• **WORK REQUIRED**:
Transcribe the material exactly. Images do not belong in the copy.

• **EXCERPTED DATA**:
_ _ _ _
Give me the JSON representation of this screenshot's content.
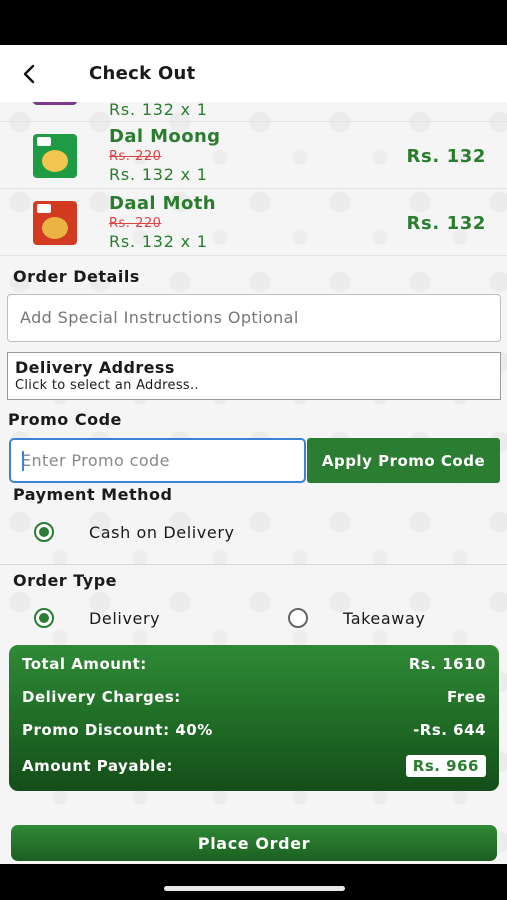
{
  "header": {
    "title": "Check Out"
  },
  "items": [
    {
      "qty_line": "Rs. 132 x 1"
    },
    {
      "name": "Dal Moong",
      "old_price": "Rs. 220",
      "qty_line": "Rs. 132 x 1",
      "price": "Rs. 132"
    },
    {
      "name": "Daal Moth",
      "old_price": "Rs. 220",
      "qty_line": "Rs. 132 x 1",
      "price": "Rs. 132"
    }
  ],
  "order_details": {
    "label": "Order Details",
    "instructions_placeholder": "Add Special Instructions Optional",
    "address_title": "Delivery Address",
    "address_hint": "Click to select an Address.."
  },
  "promo": {
    "label": "Promo Code",
    "placeholder": "Enter Promo code",
    "apply_label": "Apply Promo Code"
  },
  "payment": {
    "label": "Payment Method",
    "options": [
      {
        "label": "Cash on Delivery",
        "selected": true
      }
    ]
  },
  "order_type": {
    "label": "Order Type",
    "options": [
      {
        "label": "Delivery",
        "selected": true
      },
      {
        "label": "Takeaway",
        "selected": false
      }
    ]
  },
  "summary": {
    "total_label": "Total Amount:",
    "total_value": "Rs. 1610",
    "delivery_label": "Delivery Charges:",
    "delivery_value": "Free",
    "discount_label": "Promo Discount: 40%",
    "discount_value": "-Rs. 644",
    "payable_label": "Amount Payable:",
    "payable_value": "Rs. 966"
  },
  "place_order_label": "Place Order",
  "icons": {
    "back": "back-arrow-icon"
  },
  "colors": {
    "accent": "#2b7d32",
    "strike": "#d44444",
    "focus": "#3b82d8"
  }
}
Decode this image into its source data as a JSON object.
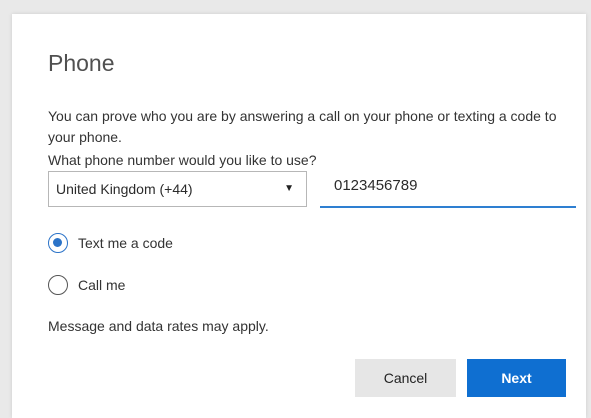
_ _ _ _
• **TASK RESPONSE**:
Give me the JSON representation of this screenshot's content.
{
  "header": {
    "title": "Check Out"
  },
  "items": [
    {
      "qty_line": "Rs. 132 x 1"
    },
    {
      "name": "Dal Moong",
      "old_price": "Rs. 220",
      "qty_line": "Rs. 132 x 1",
      "price": "Rs. 132"
    },
    {
      "name": "Daal Moth",
      "old_price": "Rs. 220",
      "qty_line": "Rs. 132 x 1",
      "price": "Rs. 132"
    }
  ],
  "order_details": {
    "label": "Order Details",
    "instructions_placeholder": "Add Special Instructions Optional",
    "address_title": "Delivery Address",
    "address_hint": "Click to select an Address.."
  },
  "promo": {
    "label": "Promo Code",
    "placeholder": "Enter Promo code",
    "apply_label": "Apply Promo Code"
  },
  "payment": {
    "label": "Payment Method",
    "options": [
      {
        "label": "Cash on Delivery",
        "selected": true
      }
    ]
  },
  "order_type": {
    "label": "Order Type",
    "options": [
      {
        "label": "Delivery",
        "selected": true
      },
      {
        "label": "Takeaway",
        "selected": false
      }
    ]
  },
  "summary": {
    "total_label": "Total Amount:",
    "total_value": "Rs. 1610",
    "delivery_label": "Delivery Charges:",
    "delivery_value": "Free",
    "discount_label": "Promo Discount: 40%",
    "discount_value": "-Rs. 644",
    "payable_label": "Amount Payable:",
    "payable_value": "Rs. 966"
  },
  "place_order_label": "Place Order",
  "icons": {
    "back": "back-arrow-icon"
  },
  "colors": {
    "accent": "#2b7d32",
    "strike": "#d44444",
    "focus": "#3b82d8"
  }
}
Decode this image into its source data as a JSON object.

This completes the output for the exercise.